Return all of the data exactly as given.

-- Extracted material start --

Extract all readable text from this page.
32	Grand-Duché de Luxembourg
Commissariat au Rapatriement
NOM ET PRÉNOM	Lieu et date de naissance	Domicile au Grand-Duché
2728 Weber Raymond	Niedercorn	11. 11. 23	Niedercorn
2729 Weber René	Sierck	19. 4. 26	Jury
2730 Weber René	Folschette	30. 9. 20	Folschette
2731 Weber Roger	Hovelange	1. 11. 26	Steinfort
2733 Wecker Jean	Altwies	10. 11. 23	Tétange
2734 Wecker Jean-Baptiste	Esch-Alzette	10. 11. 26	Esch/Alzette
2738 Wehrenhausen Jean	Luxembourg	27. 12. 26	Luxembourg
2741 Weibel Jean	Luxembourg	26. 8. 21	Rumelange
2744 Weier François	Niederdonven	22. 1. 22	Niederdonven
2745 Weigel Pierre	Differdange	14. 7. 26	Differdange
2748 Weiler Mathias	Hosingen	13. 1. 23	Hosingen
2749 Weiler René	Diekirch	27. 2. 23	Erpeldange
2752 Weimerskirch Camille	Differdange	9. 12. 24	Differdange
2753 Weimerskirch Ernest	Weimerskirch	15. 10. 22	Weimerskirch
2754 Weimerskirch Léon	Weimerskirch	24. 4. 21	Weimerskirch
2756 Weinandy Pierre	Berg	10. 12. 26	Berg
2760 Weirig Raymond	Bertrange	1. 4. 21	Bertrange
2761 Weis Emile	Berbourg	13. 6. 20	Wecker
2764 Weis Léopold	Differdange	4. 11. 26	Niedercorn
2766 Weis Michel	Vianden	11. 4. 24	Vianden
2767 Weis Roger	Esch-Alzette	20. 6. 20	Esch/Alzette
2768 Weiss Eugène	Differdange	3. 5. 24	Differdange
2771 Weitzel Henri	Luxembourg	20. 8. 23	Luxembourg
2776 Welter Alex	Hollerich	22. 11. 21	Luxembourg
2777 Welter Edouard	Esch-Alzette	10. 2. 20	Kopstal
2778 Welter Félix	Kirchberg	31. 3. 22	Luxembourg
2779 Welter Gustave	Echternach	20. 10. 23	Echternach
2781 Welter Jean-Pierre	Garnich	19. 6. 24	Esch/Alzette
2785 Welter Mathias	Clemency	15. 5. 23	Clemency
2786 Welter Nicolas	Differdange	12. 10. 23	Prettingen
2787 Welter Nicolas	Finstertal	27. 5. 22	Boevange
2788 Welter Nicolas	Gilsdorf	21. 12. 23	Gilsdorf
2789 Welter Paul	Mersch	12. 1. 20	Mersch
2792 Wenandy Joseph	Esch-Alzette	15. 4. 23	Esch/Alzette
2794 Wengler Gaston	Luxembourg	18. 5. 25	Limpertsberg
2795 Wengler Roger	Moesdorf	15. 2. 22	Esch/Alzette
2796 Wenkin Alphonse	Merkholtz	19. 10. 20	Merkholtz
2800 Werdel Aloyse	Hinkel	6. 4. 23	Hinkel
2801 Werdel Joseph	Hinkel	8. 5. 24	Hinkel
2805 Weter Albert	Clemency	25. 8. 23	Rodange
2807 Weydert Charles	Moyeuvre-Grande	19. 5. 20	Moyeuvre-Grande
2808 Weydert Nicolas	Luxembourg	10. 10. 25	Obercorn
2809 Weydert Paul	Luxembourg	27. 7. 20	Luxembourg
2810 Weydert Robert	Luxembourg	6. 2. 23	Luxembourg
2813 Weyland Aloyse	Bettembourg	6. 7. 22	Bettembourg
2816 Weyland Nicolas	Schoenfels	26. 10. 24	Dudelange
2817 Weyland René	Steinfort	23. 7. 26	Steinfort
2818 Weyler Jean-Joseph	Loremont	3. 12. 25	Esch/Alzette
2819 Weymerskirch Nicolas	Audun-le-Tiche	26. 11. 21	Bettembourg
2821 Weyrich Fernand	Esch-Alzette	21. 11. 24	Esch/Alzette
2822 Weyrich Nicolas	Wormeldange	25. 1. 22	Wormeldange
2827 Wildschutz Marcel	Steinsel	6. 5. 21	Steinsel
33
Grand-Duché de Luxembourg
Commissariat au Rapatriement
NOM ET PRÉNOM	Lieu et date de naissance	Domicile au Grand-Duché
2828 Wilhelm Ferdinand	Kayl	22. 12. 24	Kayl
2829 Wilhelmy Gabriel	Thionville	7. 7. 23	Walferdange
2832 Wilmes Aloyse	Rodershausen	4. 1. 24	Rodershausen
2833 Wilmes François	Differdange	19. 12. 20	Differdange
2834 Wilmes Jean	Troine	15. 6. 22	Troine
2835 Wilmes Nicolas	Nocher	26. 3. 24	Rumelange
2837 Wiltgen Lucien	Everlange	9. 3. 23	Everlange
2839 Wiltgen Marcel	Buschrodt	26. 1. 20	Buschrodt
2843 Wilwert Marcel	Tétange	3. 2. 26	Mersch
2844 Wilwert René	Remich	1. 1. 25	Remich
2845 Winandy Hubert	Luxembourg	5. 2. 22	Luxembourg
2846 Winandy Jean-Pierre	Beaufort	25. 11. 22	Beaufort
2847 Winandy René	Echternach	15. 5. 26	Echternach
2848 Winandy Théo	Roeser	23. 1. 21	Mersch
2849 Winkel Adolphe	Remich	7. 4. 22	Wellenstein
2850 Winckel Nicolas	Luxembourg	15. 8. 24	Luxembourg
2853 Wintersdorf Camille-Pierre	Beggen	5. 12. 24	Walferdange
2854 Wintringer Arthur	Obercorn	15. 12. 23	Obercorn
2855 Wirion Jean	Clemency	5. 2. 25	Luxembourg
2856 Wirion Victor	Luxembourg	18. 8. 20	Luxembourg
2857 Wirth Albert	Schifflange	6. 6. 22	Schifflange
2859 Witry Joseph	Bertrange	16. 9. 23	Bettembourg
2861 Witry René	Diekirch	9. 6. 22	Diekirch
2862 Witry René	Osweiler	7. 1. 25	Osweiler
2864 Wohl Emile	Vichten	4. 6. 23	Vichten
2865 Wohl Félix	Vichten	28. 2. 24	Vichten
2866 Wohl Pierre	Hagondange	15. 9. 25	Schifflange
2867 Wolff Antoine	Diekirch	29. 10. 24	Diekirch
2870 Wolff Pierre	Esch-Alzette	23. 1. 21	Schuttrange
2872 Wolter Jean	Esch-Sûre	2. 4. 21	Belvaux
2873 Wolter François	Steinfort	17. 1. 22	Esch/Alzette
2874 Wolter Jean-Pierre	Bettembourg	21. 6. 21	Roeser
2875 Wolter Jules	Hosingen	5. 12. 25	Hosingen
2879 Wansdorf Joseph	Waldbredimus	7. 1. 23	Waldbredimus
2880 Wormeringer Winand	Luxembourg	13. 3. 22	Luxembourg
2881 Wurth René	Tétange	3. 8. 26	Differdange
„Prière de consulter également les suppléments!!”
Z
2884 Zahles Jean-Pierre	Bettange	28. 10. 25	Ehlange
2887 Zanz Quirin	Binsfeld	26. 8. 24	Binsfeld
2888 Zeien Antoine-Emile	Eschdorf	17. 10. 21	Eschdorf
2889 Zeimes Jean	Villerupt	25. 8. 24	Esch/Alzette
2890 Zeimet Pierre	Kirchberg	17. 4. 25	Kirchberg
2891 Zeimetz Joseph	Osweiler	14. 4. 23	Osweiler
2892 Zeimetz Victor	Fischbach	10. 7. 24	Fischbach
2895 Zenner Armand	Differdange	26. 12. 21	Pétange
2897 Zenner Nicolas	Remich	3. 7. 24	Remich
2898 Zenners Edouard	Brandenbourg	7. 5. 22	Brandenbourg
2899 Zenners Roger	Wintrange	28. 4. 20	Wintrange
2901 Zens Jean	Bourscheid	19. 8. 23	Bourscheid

-- Extracted material end --

§ **Finished exercise**
Extract all readable text from this page.
32	Grand-Duché de Luxembourg
Commissariat au Rapatriement
NOM ET PRÉNOM	Lieu et date de naissance	Domicile au Grand-Duché
2728 Weber Raymond	Niedercorn	11. 11. 23	Niedercorn
2729 Weber René	Sierck	19. 4. 26	Jury
2730 Weber René	Folschette	30. 9. 20	Folschette
2731 Weber Roger	Hovelange	1. 11. 26	Steinfort
2733 Wecker Jean	Altwies	10. 11. 23	Tétange
2734 Wecker Jean-Baptiste	Esch-Alzette	10. 11. 26	Esch/Alzette
2738 Wehrenhausen Jean	Luxembourg	27. 12. 26	Luxembourg
2741 Weibel Jean	Luxembourg	26. 8. 21	Rumelange
2744 Weier François	Niederdonven	22. 1. 22	Niederdonven
2745 Weigel Pierre	Differdange	14. 7. 26	Differdange
2748 Weiler Mathias	Hosingen	13. 1. 23	Hosingen
2749 Weiler René	Diekirch	27. 2. 23	Erpeldange
2752 Weimerskirch Camille	Differdange	9. 12. 24	Differdange
2753 Weimerskirch Ernest	Weimerskirch	15. 10. 22	Weimerskirch
2754 Weimerskirch Léon	Weimerskirch	24. 4. 21	Weimerskirch
2756 Weinandy Pierre	Berg	10. 12. 26	Berg
2760 Weirig Raymond	Bertrange	1. 4. 21	Bertrange
2761 Weis Emile	Berbourg	13. 6. 20	Wecker
2764 Weis Léopold	Differdange	4. 11. 26	Niedercorn
2766 Weis Michel	Vianden	11. 4. 24	Vianden
2767 Weis Roger	Esch-Alzette	20. 6. 20	Esch/Alzette
2768 Weiss Eugène	Differdange	3. 5. 24	Differdange
2771 Weitzel Henri	Luxembourg	20. 8. 23	Luxembourg
2776 Welter Alex	Hollerich	22. 11. 21	Luxembourg
2777 Welter Edouard	Esch-Alzette	10. 2. 20	Kopstal
2778 Welter Félix	Kirchberg	31. 3. 22	Luxembourg
2779 Welter Gustave	Echternach	20. 10. 23	Echternach
2781 Welter Jean-Pierre	Garnich	19. 6. 24	Esch/Alzette
2785 Welter Mathias	Clemency	15. 5. 23	Clemency
2786 Welter Nicolas	Differdange	12. 10. 23	Prettingen
2787 Welter Nicolas	Finstertal	27. 5. 22	Boevange
2788 Welter Nicolas	Gilsdorf	21. 12. 23	Gilsdorf
2789 Welter Paul	Mersch	12. 1. 20	Mersch
2792 Wenandy Joseph	Esch-Alzette	15. 4. 23	Esch/Alzette
2794 Wengler Gaston	Luxembourg	18. 5. 25	Limpertsberg
2795 Wengler Roger	Moesdorf	15. 2. 22	Esch/Alzette
2796 Wenkin Alphonse	Merkholtz	19. 10. 20	Merkholtz
2800 Werdel Aloyse	Hinkel	6. 4. 23	Hinkel
2801 Werdel Joseph	Hinkel	8. 5. 24	Hinkel
2805 Weter Albert	Clemency	25. 8. 23	Rodange
2807 Weydert Charles	Moyeuvre-Grande	19. 5. 20	Moyeuvre-Grande
2808 Weydert Nicolas	Luxembourg	10. 10. 25	Obercorn
2809 Weydert Paul	Luxembourg	27. 7. 20	Luxembourg
2810 Weydert Robert	Luxembourg	6. 2. 23	Luxembourg
2813 Weyland Aloyse	Bettembourg	6. 7. 22	Bettembourg
2816 Weyland Nicolas	Schoenfels	26. 10. 24	Dudelange
2817 Weyland René	Steinfort	23. 7. 26	Steinfort
2818 Weyler Jean-Joseph	Loremont	3. 12. 25	Esch/Alzette
2819 Weymerskirch Nicolas	Audun-le-Tiche	26. 11. 21	Bettembourg
2821 Weyrich Fernand	Esch-Alzette	21. 11. 24	Esch/Alzette
2822 Weyrich Nicolas	Wormeldange	25. 1. 22	Wormeldange
2827 Wildschutz Marcel	Steinsel	6. 5. 21	Steinsel
33
Grand-Duché de Luxembourg
Commissariat au Rapatriement
NOM ET PRÉNOM	Lieu et date de naissance	Domicile au Grand-Duché
2828 Wilhelm Ferdinand	Kayl	22. 12. 24	Kayl
2829 Wilhelmy Gabriel	Thionville	7. 7. 23	Walferdange
2832 Wilmes Aloyse	Rodershausen	4. 1. 24	Rodershausen
2833 Wilmes François	Differdange	19. 12. 20	Differdange
2834 Wilmes Jean	Troine	15. 6. 22	Troine
2835 Wilmes Nicolas	Nocher	26. 3. 24	Rumelange
2837 Wiltgen Lucien	Everlange	9. 3. 23	Everlange
2839 Wiltgen Marcel	Buschrodt	26. 1. 20	Buschrodt
2843 Wilwert Marcel	Tétange	3. 2. 26	Mersch
2844 Wilwert René	Remich	1. 1. 25	Remich
2845 Winandy Hubert	Luxembourg	5. 2. 22	Luxembourg
2846 Winandy Jean-Pierre	Beaufort	25. 11. 22	Beaufort
2847 Winandy René	Echternach	15. 5. 26	Echternach
2848 Winandy Théo	Roeser	23. 1. 21	Mersch
2849 Winkel Adolphe	Remich	7. 4. 22	Wellenstein
2850 Winckel Nicolas	Luxembourg	15. 8. 24	Luxembourg
2853 Wintersdorf Camille-Pierre	Beggen	5. 12. 24	Walferdange
2854 Wintringer Arthur	Obercorn	15. 12. 23	Obercorn
2855 Wirion Jean	Clemency	5. 2. 25	Luxembourg
2856 Wirion Victor	Luxembourg	18. 8. 20	Luxembourg
2857 Wirth Albert	Schifflange	6. 6. 22	Schifflange
2859 Witry Joseph	Bertrange	16. 9. 23	Bettembourg
2861 Witry René	Diekirch	9. 6. 22	Diekirch
2862 Witry René	Osweiler	7. 1. 25	Osweiler
2864 Wohl Emile	Vichten	4. 6. 23	Vichten
2865 Wohl Félix	Vichten	28. 2. 24	Vichten
2866 Wohl Pierre	Hagondange	15. 9. 25	Schifflange
2867 Wolff Antoine	Diekirch	29. 10. 24	Diekirch
2870 Wolff Pierre	Esch-Alzette	23. 1. 21	Schuttrange
2872 Wolter Jean	Esch-Sûre	2. 4. 21	Belvaux
2873 Wolter François	Steinfort	17. 1. 22	Esch/Alzette
2874 Wolter Jean-Pierre	Bettembourg	21. 6. 21	Roeser
2875 Wolter Jules	Hosingen	5. 12. 25	Hosingen
2879 Wansdorf Joseph	Waldbredimus	7. 1. 23	Waldbredimus
2880 Wormeringer Winand	Luxembourg	13. 3. 22	Luxembourg
2881 Wurth René	Tétange	3. 8. 26	Differdange
„Prière de consulter également les suppléments!!”
Z
2884 Zahles Jean-Pierre	Bettange	28. 10. 25	Ehlange
2887 Zanz Quirin	Binsfeld	26. 8. 24	Binsfeld
2888 Zeien Antoine-Emile	Eschdorf	17. 10. 21	Eschdorf
2889 Zeimes Jean	Villerupt	25. 8. 24	Esch/Alzette
2890 Zeimet Pierre	Kirchberg	17. 4. 25	Kirchberg
2891 Zeimetz Joseph	Osweiler	14. 4. 23	Osweiler
2892 Zeimetz Victor	Fischbach	10. 7. 24	Fischbach
2895 Zenner Armand	Differdange	26. 12. 21	Pétange
2897 Zenner Nicolas	Remich	3. 7. 24	Remich
2898 Zenners Edouard	Brandenbourg	7. 5. 22	Brandenbourg
2899 Zenners Roger	Wintrange	28. 4. 20	Wintrange
2901 Zens Jean	Bourscheid	19. 8. 23	Bourscheid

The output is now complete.